Records from a data source -
◆ ◆ ◆

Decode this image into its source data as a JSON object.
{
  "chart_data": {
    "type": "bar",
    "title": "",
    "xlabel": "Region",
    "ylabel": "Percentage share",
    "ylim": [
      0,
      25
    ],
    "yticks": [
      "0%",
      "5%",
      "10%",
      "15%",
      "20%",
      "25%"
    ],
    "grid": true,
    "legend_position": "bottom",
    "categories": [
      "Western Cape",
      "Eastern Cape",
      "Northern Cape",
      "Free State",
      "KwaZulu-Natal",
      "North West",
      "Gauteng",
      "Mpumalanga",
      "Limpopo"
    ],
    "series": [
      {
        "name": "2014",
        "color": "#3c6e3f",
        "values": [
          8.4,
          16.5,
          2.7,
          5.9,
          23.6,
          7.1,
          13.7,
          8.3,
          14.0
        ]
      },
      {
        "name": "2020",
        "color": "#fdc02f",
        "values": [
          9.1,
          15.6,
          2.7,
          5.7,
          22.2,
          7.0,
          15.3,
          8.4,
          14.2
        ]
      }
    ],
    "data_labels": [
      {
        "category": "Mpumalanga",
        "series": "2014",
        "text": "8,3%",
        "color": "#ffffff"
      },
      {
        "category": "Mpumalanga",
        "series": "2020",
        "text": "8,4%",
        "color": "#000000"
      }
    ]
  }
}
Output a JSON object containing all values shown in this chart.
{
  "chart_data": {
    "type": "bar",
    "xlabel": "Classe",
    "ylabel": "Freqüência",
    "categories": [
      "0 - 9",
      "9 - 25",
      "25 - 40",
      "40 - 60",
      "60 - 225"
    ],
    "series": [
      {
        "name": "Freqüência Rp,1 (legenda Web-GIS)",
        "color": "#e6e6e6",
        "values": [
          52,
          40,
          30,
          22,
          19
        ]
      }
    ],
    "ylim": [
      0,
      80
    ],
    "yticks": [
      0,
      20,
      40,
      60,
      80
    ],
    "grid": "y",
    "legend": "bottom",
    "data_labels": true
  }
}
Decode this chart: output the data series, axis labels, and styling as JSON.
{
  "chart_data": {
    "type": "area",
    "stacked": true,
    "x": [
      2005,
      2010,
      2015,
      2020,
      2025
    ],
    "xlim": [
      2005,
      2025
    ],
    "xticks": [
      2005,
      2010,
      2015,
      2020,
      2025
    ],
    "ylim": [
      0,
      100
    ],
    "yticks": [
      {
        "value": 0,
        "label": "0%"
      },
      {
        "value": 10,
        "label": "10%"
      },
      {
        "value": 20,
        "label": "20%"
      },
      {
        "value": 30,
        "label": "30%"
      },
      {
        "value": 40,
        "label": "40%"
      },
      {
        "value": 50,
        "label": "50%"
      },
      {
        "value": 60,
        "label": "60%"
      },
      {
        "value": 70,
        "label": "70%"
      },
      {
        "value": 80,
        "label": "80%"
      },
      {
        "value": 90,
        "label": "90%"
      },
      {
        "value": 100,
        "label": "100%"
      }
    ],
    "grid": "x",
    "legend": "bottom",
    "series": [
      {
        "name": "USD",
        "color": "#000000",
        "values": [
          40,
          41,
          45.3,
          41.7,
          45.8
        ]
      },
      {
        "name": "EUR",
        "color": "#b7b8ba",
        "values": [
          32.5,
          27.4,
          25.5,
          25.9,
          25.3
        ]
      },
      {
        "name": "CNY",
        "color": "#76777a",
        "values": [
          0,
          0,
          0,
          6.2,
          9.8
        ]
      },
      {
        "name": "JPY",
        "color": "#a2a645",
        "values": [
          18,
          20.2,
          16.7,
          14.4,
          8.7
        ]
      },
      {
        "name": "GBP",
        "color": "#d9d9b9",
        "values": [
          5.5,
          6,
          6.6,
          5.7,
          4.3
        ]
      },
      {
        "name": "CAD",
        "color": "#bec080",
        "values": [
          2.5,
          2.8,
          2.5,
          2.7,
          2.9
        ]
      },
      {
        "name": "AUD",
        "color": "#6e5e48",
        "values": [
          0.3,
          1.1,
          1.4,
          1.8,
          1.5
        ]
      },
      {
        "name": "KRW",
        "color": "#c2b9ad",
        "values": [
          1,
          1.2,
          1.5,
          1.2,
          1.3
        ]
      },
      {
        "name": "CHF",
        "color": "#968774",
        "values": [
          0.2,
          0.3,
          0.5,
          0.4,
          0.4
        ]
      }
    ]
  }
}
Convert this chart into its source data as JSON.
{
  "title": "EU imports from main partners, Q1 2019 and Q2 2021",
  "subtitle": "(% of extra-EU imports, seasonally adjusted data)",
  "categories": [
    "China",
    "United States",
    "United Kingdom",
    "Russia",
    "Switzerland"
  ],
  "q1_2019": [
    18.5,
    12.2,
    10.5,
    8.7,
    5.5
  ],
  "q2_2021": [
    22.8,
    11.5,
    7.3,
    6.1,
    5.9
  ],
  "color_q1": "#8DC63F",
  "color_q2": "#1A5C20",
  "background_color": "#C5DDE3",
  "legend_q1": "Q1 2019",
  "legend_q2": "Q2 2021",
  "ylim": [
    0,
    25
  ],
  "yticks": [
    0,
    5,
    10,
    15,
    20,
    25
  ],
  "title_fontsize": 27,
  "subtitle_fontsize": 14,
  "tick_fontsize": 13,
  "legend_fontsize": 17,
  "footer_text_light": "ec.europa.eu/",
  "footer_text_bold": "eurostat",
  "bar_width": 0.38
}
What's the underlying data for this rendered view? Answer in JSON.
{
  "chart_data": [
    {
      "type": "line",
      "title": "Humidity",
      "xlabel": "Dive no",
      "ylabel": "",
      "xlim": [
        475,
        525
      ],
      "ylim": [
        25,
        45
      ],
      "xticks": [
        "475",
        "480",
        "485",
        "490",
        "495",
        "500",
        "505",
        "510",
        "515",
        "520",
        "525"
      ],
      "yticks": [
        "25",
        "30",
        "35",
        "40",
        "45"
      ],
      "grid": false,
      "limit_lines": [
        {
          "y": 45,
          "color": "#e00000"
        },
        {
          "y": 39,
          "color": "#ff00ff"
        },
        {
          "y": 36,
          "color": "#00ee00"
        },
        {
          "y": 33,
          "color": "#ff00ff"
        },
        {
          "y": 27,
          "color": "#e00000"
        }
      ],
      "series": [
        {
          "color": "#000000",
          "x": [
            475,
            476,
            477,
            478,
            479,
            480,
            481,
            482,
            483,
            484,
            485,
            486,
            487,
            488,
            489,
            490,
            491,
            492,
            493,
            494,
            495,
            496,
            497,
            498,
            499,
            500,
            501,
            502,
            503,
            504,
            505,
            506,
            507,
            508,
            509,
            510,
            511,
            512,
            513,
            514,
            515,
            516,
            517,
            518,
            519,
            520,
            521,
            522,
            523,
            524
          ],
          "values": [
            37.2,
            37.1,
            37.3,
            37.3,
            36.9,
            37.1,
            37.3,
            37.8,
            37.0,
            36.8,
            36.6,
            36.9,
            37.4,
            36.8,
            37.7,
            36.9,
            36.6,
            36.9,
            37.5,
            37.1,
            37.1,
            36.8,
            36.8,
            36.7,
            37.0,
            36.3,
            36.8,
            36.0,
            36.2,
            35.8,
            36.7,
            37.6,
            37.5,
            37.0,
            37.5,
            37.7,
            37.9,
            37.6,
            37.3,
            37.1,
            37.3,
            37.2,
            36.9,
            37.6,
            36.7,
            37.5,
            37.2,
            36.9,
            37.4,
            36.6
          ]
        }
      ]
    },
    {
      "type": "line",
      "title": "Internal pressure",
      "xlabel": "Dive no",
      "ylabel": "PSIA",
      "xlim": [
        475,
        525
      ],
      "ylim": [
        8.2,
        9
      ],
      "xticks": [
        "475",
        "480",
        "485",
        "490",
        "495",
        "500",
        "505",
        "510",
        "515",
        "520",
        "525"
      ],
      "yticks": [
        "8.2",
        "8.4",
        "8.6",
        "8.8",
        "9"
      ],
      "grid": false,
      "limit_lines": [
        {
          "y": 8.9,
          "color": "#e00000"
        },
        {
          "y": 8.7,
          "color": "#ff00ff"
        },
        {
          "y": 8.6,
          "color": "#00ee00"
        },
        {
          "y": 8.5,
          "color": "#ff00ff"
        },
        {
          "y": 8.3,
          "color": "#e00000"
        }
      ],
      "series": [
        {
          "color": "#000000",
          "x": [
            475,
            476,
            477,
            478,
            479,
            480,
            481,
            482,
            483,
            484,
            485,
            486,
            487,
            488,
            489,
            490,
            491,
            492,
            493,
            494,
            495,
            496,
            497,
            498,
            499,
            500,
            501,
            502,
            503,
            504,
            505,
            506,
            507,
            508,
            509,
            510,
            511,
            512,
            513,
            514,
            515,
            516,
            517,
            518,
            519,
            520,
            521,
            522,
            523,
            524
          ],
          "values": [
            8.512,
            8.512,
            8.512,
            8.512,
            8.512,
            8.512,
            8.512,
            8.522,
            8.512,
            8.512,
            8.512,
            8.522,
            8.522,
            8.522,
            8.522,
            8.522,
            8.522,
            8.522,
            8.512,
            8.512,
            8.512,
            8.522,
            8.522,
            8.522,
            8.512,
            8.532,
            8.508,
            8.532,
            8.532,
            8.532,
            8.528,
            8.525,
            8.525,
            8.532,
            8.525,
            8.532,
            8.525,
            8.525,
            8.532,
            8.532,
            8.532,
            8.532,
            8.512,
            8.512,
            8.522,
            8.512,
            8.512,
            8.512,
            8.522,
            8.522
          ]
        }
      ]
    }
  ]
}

◆ ◆ ◆

Task -
Go through the listing above and locate each line that holds the word "ylabel". Copy those lines.

Solution to this task -
    "ylabel": "Percentage share",
    "ylabel": "Freqüência",
      "ylabel": "",
      "ylabel": "PSIA",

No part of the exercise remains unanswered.